Ring Buffer Map Creation

The call to create the ring buffer map in the kernel is map_create (linux/kernel/bpf/syscall.c). Here is wha the code looks like:

static int map_create(union bpf_attr *attr)
{
	const struct bpf_map_ops *ops;
	struct bpf_token *token = NULL;
	int numa_node = bpf_map_attr_numa_node(attr);
	u32 map_type = attr->map_type;
	struct bpf_map *map;
	bool token_flag;
	int f_flags;
	int err;

	...

	/* find map type and init map: hashtable vs rbtree vs bloom vs ... */
	map_type = attr->map_type;
	if (map_type >= ARRAY_SIZE(bpf_map_types))
		return -EINVAL;
	map_type = array_index_nospec(map_type, ARRAY_SIZE(bpf_map_types));
	ops = bpf_map_types[map_type];
	if (!ops)
		return -EINVAL;

	....

   ....


	/* Intent here is for unprivileged_bpf_disabled to block BPF map
	 * creation for unprivileged users; other actions depend
	 * on fd availability and access to bpffs, so are dependent on
	 * object creation success. Even with unprivileged BPF disabled,
	 * capability checks are still carried out.
	 */
	if (sysctl_unprivileged_bpf_disabled && !bpf_token_capable(token, CAP_BPF))
		goto put_token;

	...

	map = ops->map_alloc(attr);
	if (IS_ERR(map)) {
		err = PTR_ERR(map);
		goto put_token;
	}
	map->ops = ops;
	map->map_type = map_type;

....

	err = security_bpf_map_create(map, attr, token);

   ....

   map = ops->map_alloc(attr);
	if (IS_ERR(map)) {
		err = PTR_ERR(map);
		goto put_token;
	}
	map->ops = ops;
	map->map_type = map_type;
    ....
    
	err = bpf_map_new_fd(map, f_flags);
	if (err < 0) {
		/* failed to allocate fd.
		 * bpf_map_put_with_uref() is needed because the above
		 * bpf_map_alloc_id() has published the map
		 * to the userspace and the userspace may
		 * have refcnt-ed it through BPF_MAP_GET_FD_BY_ID.

§ **Provided information**
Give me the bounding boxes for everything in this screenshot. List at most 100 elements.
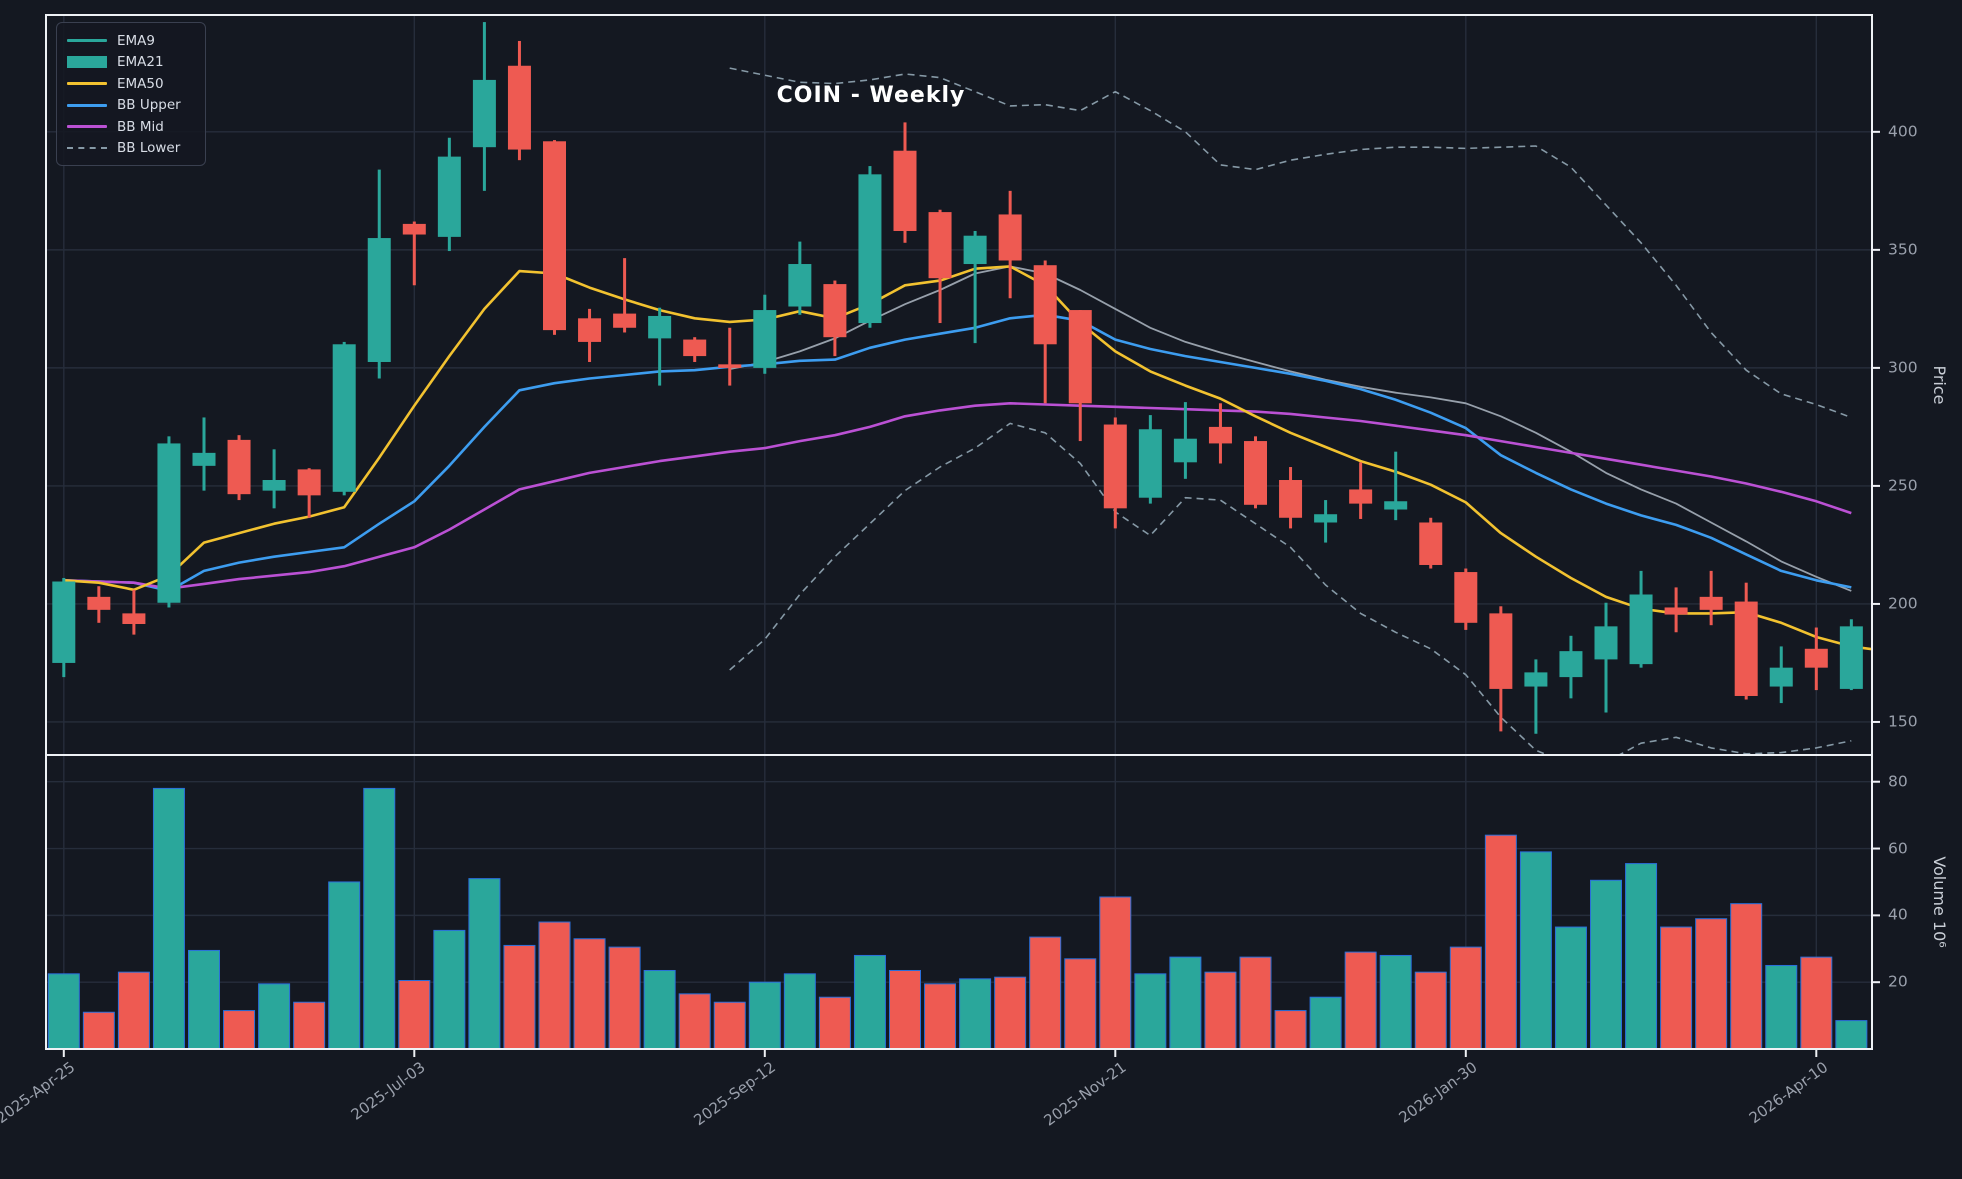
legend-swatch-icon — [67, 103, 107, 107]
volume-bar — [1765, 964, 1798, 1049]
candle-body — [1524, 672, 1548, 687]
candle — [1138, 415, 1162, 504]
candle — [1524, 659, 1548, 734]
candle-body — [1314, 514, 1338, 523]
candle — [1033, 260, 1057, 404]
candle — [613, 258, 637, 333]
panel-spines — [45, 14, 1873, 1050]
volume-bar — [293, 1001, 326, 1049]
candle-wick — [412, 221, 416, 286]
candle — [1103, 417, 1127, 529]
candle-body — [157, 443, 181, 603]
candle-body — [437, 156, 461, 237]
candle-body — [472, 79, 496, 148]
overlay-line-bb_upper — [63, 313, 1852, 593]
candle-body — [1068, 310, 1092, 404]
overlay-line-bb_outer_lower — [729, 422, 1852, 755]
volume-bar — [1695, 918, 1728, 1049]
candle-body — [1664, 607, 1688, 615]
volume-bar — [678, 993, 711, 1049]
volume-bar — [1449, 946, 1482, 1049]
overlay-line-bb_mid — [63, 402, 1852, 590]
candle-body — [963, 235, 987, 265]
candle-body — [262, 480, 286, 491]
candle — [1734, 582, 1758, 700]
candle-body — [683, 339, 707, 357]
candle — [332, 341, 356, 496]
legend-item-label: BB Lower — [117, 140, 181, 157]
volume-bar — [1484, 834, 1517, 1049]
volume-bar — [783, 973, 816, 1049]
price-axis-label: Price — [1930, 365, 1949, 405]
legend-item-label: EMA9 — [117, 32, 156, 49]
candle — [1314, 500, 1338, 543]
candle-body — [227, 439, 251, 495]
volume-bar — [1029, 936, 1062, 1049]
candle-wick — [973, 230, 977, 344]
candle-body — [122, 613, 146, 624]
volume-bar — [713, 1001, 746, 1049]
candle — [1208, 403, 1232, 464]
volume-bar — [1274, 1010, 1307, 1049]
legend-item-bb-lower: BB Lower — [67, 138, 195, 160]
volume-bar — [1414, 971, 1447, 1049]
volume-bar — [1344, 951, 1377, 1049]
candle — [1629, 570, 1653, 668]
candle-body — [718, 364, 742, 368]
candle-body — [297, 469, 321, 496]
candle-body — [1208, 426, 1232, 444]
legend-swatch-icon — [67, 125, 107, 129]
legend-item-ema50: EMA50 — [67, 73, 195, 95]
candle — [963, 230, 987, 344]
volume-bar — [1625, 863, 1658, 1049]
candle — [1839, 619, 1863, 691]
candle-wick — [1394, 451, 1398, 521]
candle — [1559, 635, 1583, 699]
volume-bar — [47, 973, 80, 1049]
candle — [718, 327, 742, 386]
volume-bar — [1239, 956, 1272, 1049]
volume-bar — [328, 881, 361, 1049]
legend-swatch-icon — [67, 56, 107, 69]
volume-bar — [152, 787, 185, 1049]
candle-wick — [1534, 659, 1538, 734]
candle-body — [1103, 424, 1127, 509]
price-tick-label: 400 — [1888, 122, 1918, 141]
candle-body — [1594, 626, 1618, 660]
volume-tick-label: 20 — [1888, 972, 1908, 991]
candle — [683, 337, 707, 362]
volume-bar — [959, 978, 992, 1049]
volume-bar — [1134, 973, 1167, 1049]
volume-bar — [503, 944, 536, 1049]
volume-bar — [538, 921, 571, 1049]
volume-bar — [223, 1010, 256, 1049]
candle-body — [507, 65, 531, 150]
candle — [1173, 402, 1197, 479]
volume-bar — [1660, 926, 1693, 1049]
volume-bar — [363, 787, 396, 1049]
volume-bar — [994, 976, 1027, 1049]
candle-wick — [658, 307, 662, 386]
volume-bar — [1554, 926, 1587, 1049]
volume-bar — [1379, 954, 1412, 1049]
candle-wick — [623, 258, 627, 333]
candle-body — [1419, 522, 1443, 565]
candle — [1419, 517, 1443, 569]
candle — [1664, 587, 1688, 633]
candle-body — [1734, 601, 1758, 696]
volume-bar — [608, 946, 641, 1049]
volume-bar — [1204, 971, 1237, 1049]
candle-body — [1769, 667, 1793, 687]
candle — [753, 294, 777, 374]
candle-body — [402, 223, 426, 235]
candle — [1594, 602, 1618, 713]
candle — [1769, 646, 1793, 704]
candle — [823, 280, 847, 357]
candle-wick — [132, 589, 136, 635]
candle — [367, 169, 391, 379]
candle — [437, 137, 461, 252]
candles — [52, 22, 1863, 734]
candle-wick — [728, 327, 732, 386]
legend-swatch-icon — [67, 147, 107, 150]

§ **Things to do**
[1] According to the ring buffer map creation excerpt, which kernel source file holds the map_create function?
[2] Filter the entries, keeping only the lines that contain the string "price".

§ **Results of the exercise**
[1] linux/kernel/bpf/syscall.c

[2]
price-axis-label: Price — [1930, 365, 1949, 405]
price-tick-label: 400 — [1888, 122, 1918, 141]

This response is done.